Problem description => Only the number is needed: how many lines of the records include "大青沟街与建设路交叉路口"?

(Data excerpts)

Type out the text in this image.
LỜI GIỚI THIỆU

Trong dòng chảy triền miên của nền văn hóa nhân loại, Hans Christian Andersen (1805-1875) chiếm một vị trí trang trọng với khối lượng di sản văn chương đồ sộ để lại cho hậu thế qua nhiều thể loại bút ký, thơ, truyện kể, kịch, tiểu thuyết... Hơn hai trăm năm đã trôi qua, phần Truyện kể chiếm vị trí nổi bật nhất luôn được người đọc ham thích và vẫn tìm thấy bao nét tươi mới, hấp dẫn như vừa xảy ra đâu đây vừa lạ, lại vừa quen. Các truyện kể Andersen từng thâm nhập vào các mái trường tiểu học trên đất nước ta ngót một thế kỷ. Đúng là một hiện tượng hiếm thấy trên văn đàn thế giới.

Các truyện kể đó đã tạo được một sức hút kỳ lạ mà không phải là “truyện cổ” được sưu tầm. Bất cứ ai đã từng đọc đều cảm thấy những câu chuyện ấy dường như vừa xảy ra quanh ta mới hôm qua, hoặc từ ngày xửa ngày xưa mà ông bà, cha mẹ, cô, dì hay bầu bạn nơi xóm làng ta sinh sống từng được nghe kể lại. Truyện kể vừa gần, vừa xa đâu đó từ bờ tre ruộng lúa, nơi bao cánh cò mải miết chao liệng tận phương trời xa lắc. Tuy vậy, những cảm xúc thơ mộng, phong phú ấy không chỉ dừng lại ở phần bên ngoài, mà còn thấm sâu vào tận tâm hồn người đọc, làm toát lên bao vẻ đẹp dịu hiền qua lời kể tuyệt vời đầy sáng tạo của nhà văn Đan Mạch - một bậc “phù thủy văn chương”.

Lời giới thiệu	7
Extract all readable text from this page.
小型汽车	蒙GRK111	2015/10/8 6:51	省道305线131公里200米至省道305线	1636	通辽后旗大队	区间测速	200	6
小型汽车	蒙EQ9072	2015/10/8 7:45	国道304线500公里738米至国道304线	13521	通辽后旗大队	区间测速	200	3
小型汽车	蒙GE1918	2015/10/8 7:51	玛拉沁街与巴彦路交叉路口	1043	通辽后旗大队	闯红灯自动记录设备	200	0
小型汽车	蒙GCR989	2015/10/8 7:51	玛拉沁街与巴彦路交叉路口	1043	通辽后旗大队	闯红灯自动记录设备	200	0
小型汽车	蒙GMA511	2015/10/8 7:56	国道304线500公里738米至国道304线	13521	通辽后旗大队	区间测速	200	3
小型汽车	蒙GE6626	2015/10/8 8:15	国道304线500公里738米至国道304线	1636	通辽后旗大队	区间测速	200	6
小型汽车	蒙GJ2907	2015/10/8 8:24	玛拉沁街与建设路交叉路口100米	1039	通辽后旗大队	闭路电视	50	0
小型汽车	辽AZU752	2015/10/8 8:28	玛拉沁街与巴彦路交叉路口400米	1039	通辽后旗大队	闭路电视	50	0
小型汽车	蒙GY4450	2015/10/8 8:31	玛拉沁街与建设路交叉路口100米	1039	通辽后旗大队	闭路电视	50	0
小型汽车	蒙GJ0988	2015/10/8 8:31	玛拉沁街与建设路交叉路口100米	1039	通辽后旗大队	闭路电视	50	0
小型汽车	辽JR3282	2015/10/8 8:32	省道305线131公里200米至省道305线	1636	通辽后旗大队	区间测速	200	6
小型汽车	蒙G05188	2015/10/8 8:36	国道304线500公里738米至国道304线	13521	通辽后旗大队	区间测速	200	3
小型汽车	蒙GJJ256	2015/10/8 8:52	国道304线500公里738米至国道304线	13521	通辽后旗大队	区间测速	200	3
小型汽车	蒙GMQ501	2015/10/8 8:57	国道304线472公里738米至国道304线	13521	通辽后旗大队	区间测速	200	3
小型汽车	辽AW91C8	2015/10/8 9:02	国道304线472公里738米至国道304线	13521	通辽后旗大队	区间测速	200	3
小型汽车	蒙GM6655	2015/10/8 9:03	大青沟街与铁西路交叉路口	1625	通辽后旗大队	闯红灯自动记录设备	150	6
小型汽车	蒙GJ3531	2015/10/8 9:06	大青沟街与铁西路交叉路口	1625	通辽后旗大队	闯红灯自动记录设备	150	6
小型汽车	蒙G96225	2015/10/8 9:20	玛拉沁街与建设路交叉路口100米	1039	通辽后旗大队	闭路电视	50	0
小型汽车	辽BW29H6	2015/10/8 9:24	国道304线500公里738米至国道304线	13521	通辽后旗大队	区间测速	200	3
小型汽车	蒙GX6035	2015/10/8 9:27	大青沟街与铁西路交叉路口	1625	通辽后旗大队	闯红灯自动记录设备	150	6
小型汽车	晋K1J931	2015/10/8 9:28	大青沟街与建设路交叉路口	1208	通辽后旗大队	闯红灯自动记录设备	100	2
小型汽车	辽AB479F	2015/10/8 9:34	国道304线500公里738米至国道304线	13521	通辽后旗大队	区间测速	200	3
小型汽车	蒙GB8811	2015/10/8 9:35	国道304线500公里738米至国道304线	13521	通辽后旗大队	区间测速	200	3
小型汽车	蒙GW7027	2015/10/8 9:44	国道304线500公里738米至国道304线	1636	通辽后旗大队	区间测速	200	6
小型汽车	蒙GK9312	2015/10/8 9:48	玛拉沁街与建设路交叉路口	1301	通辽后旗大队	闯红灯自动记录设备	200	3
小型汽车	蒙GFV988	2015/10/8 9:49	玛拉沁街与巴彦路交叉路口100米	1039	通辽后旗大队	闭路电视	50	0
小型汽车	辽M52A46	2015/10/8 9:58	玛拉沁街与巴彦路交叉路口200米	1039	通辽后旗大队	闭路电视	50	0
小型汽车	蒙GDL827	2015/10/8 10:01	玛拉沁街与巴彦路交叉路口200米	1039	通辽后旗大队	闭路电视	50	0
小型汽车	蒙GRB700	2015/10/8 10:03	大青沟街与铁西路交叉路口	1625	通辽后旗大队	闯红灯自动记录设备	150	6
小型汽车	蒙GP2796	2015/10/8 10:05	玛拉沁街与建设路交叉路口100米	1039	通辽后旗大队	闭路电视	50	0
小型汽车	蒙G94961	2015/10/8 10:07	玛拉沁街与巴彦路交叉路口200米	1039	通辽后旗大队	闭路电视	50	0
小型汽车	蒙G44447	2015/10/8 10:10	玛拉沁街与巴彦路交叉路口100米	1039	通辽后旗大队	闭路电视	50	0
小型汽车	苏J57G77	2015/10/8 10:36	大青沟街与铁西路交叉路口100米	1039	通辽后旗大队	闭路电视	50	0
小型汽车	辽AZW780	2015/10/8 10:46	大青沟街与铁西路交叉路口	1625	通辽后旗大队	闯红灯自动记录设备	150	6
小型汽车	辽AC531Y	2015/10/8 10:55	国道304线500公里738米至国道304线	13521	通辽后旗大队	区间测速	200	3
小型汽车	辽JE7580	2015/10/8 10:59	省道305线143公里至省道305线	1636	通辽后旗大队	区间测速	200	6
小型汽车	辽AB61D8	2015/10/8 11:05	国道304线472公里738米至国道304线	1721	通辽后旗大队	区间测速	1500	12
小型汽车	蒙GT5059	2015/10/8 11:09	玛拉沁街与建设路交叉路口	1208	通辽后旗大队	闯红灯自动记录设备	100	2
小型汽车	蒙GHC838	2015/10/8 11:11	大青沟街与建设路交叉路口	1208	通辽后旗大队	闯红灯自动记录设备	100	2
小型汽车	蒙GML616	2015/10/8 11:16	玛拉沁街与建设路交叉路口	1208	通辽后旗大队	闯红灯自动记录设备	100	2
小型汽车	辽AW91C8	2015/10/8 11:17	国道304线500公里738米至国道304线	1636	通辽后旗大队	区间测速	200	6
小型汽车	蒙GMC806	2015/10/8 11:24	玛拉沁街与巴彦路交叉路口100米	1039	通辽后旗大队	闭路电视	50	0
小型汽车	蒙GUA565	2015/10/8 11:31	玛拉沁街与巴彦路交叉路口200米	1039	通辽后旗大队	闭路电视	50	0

Exercise result => 2